**Data shown:**

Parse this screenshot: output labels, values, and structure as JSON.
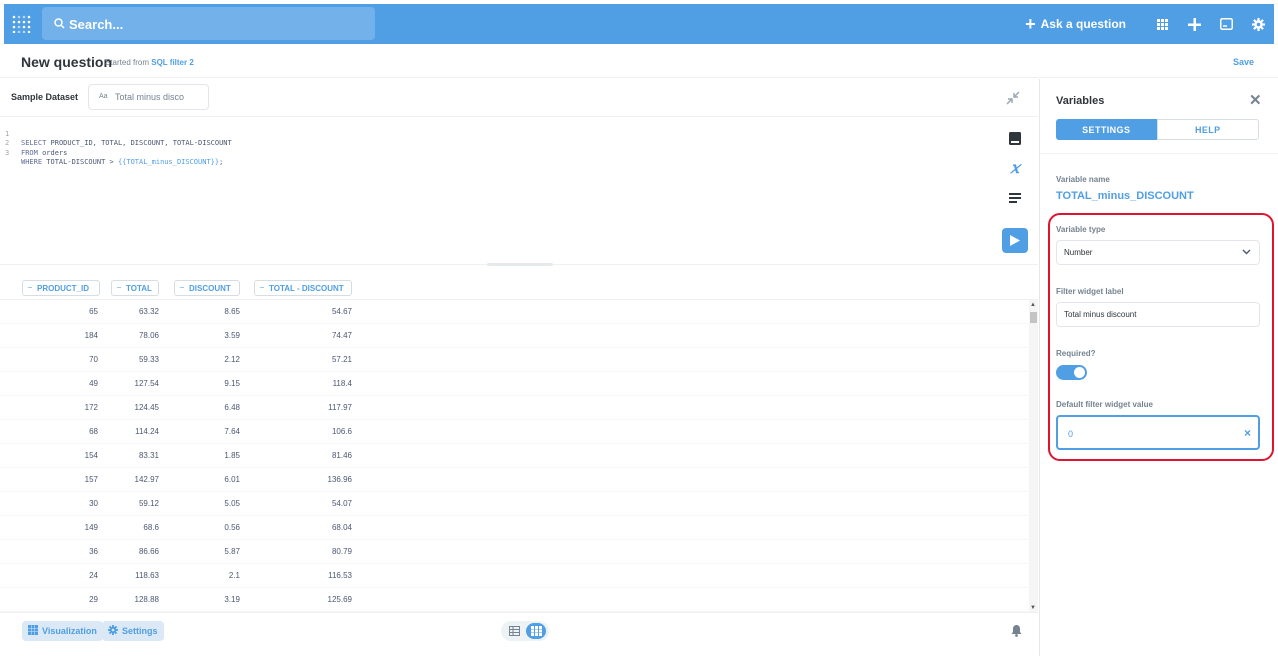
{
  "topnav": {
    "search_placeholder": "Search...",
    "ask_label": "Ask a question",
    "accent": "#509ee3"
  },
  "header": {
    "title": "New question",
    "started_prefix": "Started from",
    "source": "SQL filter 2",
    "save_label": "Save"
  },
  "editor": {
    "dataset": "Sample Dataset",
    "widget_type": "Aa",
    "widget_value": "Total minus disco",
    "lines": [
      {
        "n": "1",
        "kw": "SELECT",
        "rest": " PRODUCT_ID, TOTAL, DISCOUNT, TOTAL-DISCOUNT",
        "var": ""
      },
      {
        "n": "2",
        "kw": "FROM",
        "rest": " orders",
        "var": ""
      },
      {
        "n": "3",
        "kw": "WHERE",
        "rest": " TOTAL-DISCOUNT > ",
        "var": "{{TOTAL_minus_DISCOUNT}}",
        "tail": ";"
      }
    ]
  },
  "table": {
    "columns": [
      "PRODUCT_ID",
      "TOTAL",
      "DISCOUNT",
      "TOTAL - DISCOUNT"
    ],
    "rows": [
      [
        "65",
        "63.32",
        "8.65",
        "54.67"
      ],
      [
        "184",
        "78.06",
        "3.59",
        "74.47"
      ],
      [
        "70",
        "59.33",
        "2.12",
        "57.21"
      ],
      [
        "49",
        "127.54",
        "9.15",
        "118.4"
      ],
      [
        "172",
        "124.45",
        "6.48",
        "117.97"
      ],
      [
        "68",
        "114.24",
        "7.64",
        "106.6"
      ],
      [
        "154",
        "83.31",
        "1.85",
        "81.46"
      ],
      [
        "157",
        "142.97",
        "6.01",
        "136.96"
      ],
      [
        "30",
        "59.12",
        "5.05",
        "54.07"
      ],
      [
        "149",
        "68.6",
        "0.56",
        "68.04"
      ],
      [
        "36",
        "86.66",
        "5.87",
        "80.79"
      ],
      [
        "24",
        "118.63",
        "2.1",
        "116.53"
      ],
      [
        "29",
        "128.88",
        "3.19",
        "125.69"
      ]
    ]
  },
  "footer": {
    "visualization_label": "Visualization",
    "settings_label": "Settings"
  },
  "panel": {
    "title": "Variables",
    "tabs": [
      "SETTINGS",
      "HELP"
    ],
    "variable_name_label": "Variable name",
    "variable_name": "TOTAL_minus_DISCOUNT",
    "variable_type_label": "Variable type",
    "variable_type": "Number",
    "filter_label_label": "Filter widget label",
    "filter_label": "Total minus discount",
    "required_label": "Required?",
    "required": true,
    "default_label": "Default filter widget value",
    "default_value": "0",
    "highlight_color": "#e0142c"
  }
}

**What is asked:**
All the lines above are to be given again exactly as they read, with the pictures removed.

**Task answer:**
Parse this screenshot: output labels, values, and structure as JSON.
{
  "topnav": {
    "search_placeholder": "Search...",
    "ask_label": "Ask a question",
    "accent": "#509ee3"
  },
  "header": {
    "title": "New question",
    "started_prefix": "Started from",
    "source": "SQL filter 2",
    "save_label": "Save"
  },
  "editor": {
    "dataset": "Sample Dataset",
    "widget_type": "Aa",
    "widget_value": "Total minus disco",
    "lines": [
      {
        "n": "1",
        "kw": "SELECT",
        "rest": " PRODUCT_ID, TOTAL, DISCOUNT, TOTAL-DISCOUNT",
        "var": ""
      },
      {
        "n": "2",
        "kw": "FROM",
        "rest": " orders",
        "var": ""
      },
      {
        "n": "3",
        "kw": "WHERE",
        "rest": " TOTAL-DISCOUNT > ",
        "var": "{{TOTAL_minus_DISCOUNT}}",
        "tail": ";"
      }
    ]
  },
  "table": {
    "columns": [
      "PRODUCT_ID",
      "TOTAL",
      "DISCOUNT",
      "TOTAL - DISCOUNT"
    ],
    "rows": [
      [
        "65",
        "63.32",
        "8.65",
        "54.67"
      ],
      [
        "184",
        "78.06",
        "3.59",
        "74.47"
      ],
      [
        "70",
        "59.33",
        "2.12",
        "57.21"
      ],
      [
        "49",
        "127.54",
        "9.15",
        "118.4"
      ],
      [
        "172",
        "124.45",
        "6.48",
        "117.97"
      ],
      [
        "68",
        "114.24",
        "7.64",
        "106.6"
      ],
      [
        "154",
        "83.31",
        "1.85",
        "81.46"
      ],
      [
        "157",
        "142.97",
        "6.01",
        "136.96"
      ],
      [
        "30",
        "59.12",
        "5.05",
        "54.07"
      ],
      [
        "149",
        "68.6",
        "0.56",
        "68.04"
      ],
      [
        "36",
        "86.66",
        "5.87",
        "80.79"
      ],
      [
        "24",
        "118.63",
        "2.1",
        "116.53"
      ],
      [
        "29",
        "128.88",
        "3.19",
        "125.69"
      ]
    ]
  },
  "footer": {
    "visualization_label": "Visualization",
    "settings_label": "Settings"
  },
  "panel": {
    "title": "Variables",
    "tabs": [
      "SETTINGS",
      "HELP"
    ],
    "variable_name_label": "Variable name",
    "variable_name": "TOTAL_minus_DISCOUNT",
    "variable_type_label": "Variable type",
    "variable_type": "Number",
    "filter_label_label": "Filter widget label",
    "filter_label": "Total minus discount",
    "required_label": "Required?",
    "required": true,
    "default_label": "Default filter widget value",
    "default_value": "0",
    "highlight_color": "#e0142c"
  }
}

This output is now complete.